* **Set problem**
From the data that follows, copy every line holding the string "this".

* **Data**
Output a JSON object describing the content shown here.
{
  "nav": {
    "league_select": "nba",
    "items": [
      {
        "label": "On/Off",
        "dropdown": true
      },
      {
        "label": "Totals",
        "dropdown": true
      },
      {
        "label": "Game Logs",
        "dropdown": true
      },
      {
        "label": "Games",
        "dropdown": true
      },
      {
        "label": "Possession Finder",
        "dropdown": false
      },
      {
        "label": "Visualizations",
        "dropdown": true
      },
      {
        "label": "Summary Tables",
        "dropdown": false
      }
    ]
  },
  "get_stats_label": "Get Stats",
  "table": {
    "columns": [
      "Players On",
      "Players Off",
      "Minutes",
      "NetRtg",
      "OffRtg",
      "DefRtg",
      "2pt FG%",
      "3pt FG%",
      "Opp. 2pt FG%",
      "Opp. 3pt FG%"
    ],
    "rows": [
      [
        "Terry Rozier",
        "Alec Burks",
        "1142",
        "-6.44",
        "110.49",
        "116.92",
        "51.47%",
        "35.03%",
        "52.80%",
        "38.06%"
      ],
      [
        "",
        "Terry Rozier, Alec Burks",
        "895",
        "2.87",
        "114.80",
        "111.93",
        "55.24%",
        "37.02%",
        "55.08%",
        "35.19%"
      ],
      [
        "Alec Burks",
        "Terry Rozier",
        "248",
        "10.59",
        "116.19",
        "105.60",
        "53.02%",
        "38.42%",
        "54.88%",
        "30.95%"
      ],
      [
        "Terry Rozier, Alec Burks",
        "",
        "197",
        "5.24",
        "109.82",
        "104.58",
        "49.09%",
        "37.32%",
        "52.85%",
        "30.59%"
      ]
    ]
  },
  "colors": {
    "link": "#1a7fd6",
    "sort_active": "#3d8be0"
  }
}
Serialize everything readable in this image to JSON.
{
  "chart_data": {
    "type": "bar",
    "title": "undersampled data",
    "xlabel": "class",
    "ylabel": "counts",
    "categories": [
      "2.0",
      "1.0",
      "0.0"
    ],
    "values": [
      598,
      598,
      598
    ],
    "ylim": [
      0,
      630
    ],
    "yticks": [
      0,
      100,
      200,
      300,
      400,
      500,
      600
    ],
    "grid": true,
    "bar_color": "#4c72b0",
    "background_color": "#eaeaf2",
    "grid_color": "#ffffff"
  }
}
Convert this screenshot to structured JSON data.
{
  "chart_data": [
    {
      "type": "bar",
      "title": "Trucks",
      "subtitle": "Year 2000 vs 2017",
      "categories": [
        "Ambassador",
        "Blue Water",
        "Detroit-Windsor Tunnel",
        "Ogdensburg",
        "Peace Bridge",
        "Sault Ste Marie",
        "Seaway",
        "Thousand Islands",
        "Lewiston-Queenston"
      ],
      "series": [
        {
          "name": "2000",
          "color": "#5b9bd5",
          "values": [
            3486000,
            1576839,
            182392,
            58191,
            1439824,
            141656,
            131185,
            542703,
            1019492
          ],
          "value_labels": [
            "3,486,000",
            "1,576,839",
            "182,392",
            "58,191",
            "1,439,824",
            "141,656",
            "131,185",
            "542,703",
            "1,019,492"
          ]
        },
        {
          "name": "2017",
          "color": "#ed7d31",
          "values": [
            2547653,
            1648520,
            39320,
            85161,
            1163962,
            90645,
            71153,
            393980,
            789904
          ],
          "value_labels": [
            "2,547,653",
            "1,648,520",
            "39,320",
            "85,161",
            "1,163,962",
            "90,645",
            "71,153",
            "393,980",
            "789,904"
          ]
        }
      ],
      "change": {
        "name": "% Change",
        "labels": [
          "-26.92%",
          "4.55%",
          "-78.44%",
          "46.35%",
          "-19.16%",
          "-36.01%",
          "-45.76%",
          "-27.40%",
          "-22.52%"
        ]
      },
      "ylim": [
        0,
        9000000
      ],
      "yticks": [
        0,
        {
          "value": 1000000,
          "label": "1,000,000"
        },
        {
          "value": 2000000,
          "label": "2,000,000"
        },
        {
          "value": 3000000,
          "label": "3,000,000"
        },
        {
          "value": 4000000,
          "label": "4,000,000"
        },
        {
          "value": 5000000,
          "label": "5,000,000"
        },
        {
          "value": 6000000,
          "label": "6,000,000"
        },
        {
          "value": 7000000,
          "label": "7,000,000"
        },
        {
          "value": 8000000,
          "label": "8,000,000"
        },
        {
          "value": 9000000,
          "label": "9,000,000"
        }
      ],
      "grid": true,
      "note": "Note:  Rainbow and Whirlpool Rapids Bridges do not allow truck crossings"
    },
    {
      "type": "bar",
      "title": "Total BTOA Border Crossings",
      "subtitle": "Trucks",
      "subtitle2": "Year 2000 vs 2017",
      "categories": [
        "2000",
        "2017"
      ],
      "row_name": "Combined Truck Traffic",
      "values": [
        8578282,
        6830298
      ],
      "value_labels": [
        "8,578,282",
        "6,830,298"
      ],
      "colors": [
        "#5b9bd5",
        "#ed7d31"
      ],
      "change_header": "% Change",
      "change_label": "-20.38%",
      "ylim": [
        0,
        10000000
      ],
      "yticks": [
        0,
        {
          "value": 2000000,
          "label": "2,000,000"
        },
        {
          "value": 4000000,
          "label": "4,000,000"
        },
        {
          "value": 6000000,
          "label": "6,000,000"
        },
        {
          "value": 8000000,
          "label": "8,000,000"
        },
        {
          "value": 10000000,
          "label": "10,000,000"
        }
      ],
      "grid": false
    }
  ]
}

* **Exercise output**
Serialize everything readable in this image to JSON.
Convert this screenshot to structured JSON data.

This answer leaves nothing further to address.